_What you will do_: Give back the full material, exactly as it reads.

== Raw data ==

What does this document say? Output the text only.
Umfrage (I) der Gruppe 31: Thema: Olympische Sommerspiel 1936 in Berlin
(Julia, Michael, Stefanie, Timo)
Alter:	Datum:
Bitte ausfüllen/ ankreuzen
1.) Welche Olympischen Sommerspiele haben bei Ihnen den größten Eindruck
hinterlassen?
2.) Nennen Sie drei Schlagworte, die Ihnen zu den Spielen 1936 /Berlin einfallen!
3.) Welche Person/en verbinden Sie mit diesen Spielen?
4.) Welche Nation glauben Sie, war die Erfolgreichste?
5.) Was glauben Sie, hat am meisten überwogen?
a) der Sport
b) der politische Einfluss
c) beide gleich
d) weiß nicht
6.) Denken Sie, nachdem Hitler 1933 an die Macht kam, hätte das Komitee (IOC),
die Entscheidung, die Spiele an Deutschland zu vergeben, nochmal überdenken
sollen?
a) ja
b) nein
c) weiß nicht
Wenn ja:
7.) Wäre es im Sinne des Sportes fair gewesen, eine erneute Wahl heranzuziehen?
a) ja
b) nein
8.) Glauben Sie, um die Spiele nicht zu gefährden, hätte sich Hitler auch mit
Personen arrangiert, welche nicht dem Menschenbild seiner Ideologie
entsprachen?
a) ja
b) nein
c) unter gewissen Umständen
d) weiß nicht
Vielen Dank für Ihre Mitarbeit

===

_Correct result_:
What does this document say? Output the text only.
Umfrage (I) der Gruppe 31: Thema: Olympische Sommerspiel 1936 in Berlin
(Julia, Michael, Stefanie, Timo)
Alter:	Datum:
Bitte ausfüllen/ ankreuzen
1.) Welche Olympischen Sommerspiele haben bei Ihnen den größten Eindruck
hinterlassen?
2.) Nennen Sie drei Schlagworte, die Ihnen zu den Spielen 1936 /Berlin einfallen!
3.) Welche Person/en verbinden Sie mit diesen Spielen?
4.) Welche Nation glauben Sie, war die Erfolgreichste?
5.) Was glauben Sie, hat am meisten überwogen?
a) der Sport
b) der politische Einfluss
c) beide gleich
d) weiß nicht
6.) Denken Sie, nachdem Hitler 1933 an die Macht kam, hätte das Komitee (IOC),
die Entscheidung, die Spiele an Deutschland zu vergeben, nochmal überdenken
sollen?
a) ja
b) nein
c) weiß nicht
Wenn ja:
7.) Wäre es im Sinne des Sportes fair gewesen, eine erneute Wahl heranzuziehen?
a) ja
b) nein
8.) Glauben Sie, um die Spiele nicht zu gefährden, hätte sich Hitler auch mit
Personen arrangiert, welche nicht dem Menschenbild seiner Ideologie
entsprachen?
a) ja
b) nein
c) unter gewissen Umständen
d) weiß nicht
Vielen Dank für Ihre Mitarbeit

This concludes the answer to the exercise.